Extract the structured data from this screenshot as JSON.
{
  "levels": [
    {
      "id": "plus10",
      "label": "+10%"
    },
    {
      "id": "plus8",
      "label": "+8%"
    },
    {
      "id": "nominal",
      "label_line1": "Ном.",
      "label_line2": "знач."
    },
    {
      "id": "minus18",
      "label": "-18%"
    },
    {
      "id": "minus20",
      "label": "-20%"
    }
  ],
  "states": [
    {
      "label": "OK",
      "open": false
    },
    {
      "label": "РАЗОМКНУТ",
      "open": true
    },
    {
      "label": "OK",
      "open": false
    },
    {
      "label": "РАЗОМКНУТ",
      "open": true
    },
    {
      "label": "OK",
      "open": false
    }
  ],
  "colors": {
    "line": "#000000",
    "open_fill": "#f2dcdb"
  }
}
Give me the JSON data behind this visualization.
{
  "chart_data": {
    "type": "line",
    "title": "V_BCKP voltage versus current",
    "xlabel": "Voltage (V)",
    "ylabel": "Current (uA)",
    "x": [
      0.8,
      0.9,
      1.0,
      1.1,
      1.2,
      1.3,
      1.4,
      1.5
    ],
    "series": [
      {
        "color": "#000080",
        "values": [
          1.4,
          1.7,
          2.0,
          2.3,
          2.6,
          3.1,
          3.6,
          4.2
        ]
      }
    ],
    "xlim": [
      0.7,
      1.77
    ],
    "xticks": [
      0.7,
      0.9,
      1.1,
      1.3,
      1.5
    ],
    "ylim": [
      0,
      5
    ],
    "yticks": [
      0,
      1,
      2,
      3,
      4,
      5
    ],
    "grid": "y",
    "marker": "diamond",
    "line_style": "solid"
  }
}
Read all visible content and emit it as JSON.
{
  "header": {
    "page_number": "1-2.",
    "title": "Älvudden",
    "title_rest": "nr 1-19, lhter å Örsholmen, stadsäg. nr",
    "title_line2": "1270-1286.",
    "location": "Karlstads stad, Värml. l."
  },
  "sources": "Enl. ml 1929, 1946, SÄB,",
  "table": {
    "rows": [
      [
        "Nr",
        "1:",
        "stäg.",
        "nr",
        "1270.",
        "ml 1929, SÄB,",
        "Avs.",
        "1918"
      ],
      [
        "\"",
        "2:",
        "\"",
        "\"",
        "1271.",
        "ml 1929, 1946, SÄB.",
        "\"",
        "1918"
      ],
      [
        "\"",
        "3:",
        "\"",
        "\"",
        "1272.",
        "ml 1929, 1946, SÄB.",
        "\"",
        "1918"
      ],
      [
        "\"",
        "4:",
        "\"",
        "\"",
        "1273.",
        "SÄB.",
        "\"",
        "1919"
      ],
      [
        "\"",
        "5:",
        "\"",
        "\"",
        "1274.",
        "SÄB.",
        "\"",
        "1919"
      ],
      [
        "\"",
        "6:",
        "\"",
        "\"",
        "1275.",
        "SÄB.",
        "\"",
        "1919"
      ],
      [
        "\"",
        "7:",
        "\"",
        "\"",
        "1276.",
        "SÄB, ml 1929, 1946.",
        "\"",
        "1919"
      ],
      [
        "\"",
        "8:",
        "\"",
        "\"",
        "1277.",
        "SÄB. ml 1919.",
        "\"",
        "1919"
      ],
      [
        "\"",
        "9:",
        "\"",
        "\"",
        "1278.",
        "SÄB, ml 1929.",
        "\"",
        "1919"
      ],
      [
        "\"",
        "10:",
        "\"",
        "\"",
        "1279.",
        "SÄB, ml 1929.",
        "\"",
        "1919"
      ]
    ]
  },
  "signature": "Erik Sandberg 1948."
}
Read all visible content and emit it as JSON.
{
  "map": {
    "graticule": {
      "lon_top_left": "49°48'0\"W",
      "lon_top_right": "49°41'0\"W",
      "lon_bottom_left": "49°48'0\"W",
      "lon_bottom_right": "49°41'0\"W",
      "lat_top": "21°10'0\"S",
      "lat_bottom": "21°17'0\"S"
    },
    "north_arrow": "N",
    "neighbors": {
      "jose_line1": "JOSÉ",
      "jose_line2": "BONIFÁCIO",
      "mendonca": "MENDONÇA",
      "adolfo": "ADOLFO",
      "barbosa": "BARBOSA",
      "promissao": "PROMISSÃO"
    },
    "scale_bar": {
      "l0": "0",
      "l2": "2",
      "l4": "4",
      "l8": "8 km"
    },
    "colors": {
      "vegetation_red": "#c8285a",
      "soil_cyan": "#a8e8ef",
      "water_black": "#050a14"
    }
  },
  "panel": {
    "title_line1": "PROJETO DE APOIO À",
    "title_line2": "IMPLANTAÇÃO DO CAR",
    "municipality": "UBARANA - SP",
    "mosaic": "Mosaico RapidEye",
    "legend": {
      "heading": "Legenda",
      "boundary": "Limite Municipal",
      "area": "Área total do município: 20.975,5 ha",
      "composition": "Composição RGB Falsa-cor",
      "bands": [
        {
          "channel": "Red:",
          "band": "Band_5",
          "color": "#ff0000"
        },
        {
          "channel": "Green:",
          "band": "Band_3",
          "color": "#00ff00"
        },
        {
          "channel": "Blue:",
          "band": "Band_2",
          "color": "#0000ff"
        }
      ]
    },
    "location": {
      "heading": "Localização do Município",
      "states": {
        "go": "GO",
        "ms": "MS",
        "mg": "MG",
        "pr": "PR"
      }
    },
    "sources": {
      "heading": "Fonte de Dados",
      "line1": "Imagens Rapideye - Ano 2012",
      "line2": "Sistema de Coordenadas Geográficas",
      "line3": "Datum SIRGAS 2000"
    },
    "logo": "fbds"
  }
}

=== WHAT YOU SHOULD DO ===
The records above must be output exactly, in full.

=== REPLY ===
Extract the structured data from this screenshot as JSON.
{
  "levels": [
    {
      "id": "plus10",
      "label": "+10%"
    },
    {
      "id": "plus8",
      "label": "+8%"
    },
    {
      "id": "nominal",
      "label_line1": "Ном.",
      "label_line2": "знач."
    },
    {
      "id": "minus18",
      "label": "-18%"
    },
    {
      "id": "minus20",
      "label": "-20%"
    }
  ],
  "states": [
    {
      "label": "OK",
      "open": false
    },
    {
      "label": "РАЗОМКНУТ",
      "open": true
    },
    {
      "label": "OK",
      "open": false
    },
    {
      "label": "РАЗОМКНУТ",
      "open": true
    },
    {
      "label": "OK",
      "open": false
    }
  ],
  "colors": {
    "line": "#000000",
    "open_fill": "#f2dcdb"
  }
}
Give me the JSON data behind this visualization.
{
  "chart_data": {
    "type": "line",
    "title": "V_BCKP voltage versus current",
    "xlabel": "Voltage (V)",
    "ylabel": "Current (uA)",
    "x": [
      0.8,
      0.9,
      1.0,
      1.1,
      1.2,
      1.3,
      1.4,
      1.5
    ],
    "series": [
      {
        "color": "#000080",
        "values": [
          1.4,
          1.7,
          2.0,
          2.3,
          2.6,
          3.1,
          3.6,
          4.2
        ]
      }
    ],
    "xlim": [
      0.7,
      1.77
    ],
    "xticks": [
      0.7,
      0.9,
      1.1,
      1.3,
      1.5
    ],
    "ylim": [
      0,
      5
    ],
    "yticks": [
      0,
      1,
      2,
      3,
      4,
      5
    ],
    "grid": "y",
    "marker": "diamond",
    "line_style": "solid"
  }
}
Read all visible content and emit it as JSON.
{
  "header": {
    "page_number": "1-2.",
    "title": "Älvudden",
    "title_rest": "nr 1-19, lhter å Örsholmen, stadsäg. nr",
    "title_line2": "1270-1286.",
    "location": "Karlstads stad, Värml. l."
  },
  "sources": "Enl. ml 1929, 1946, SÄB,",
  "table": {
    "rows": [
      [
        "Nr",
        "1:",
        "stäg.",
        "nr",
        "1270.",
        "ml 1929, SÄB,",
        "Avs.",
        "1918"
      ],
      [
        "\"",
        "2:",
        "\"",
        "\"",
        "1271.",
        "ml 1929, 1946, SÄB.",
        "\"",
        "1918"
      ],
      [
        "\"",
        "3:",
        "\"",
        "\"",
        "1272.",
        "ml 1929, 1946, SÄB.",
        "\"",
        "1918"
      ],
      [
        "\"",
        "4:",
        "\"",
        "\"",
        "1273.",
        "SÄB.",
        "\"",
        "1919"
      ],
      [
        "\"",
        "5:",
        "\"",
        "\"",
        "1274.",
        "SÄB.",
        "\"",
        "1919"
      ],
      [
        "\"",
        "6:",
        "\"",
        "\"",
        "1275.",
        "SÄB.",
        "\"",
        "1919"
      ],
      [
        "\"",
        "7:",
        "\"",
        "\"",
        "1276.",
        "SÄB, ml 1929, 1946.",
        "\"",
        "1919"
      ],
      [
        "\"",
        "8:",
        "\"",
        "\"",
        "1277.",
        "SÄB. ml 1919.",
        "\"",
        "1919"
      ],
      [
        "\"",
        "9:",
        "\"",
        "\"",
        "1278.",
        "SÄB, ml 1929.",
        "\"",
        "1919"
      ],
      [
        "\"",
        "10:",
        "\"",
        "\"",
        "1279.",
        "SÄB, ml 1929.",
        "\"",
        "1919"
      ]
    ]
  },
  "signature": "Erik Sandberg 1948."
}
Read all visible content and emit it as JSON.
{
  "map": {
    "graticule": {
      "lon_top_left": "49°48'0\"W",
      "lon_top_right": "49°41'0\"W",
      "lon_bottom_left": "49°48'0\"W",
      "lon_bottom_right": "49°41'0\"W",
      "lat_top": "21°10'0\"S",
      "lat_bottom": "21°17'0\"S"
    },
    "north_arrow": "N",
    "neighbors": {
      "jose_line1": "JOSÉ",
      "jose_line2": "BONIFÁCIO",
      "mendonca": "MENDONÇA",
      "adolfo": "ADOLFO",
      "barbosa": "BARBOSA",
      "promissao": "PROMISSÃO"
    },
    "scale_bar": {
      "l0": "0",
      "l2": "2",
      "l4": "4",
      "l8": "8 km"
    },
    "colors": {
      "vegetation_red": "#c8285a",
      "soil_cyan": "#a8e8ef",
      "water_black": "#050a14"
    }
  },
  "panel": {
    "title_line1": "PROJETO DE APOIO À",
    "title_line2": "IMPLANTAÇÃO DO CAR",
    "municipality": "UBARANA - SP",
    "mosaic": "Mosaico RapidEye",
    "legend": {
      "heading": "Legenda",
      "boundary": "Limite Municipal",
      "area": "Área total do município: 20.975,5 ha",
      "composition": "Composição RGB Falsa-cor",
      "bands": [
        {
          "channel": "Red:",
          "band": "Band_5",
          "color": "#ff0000"
        },
        {
          "channel": "Green:",
          "band": "Band_3",
          "color": "#00ff00"
        },
        {
          "channel": "Blue:",
          "band": "Band_2",
          "color": "#0000ff"
        }
      ]
    },
    "location": {
      "heading": "Localização do Município",
      "states": {
        "go": "GO",
        "ms": "MS",
        "mg": "MG",
        "pr": "PR"
      }
    },
    "sources": {
      "heading": "Fonte de Dados",
      "line1": "Imagens Rapideye - Ano 2012",
      "line2": "Sistema de Coordenadas Geográficas",
      "line3": "Datum SIRGAS 2000"
    },
    "logo": "fbds"
  }
}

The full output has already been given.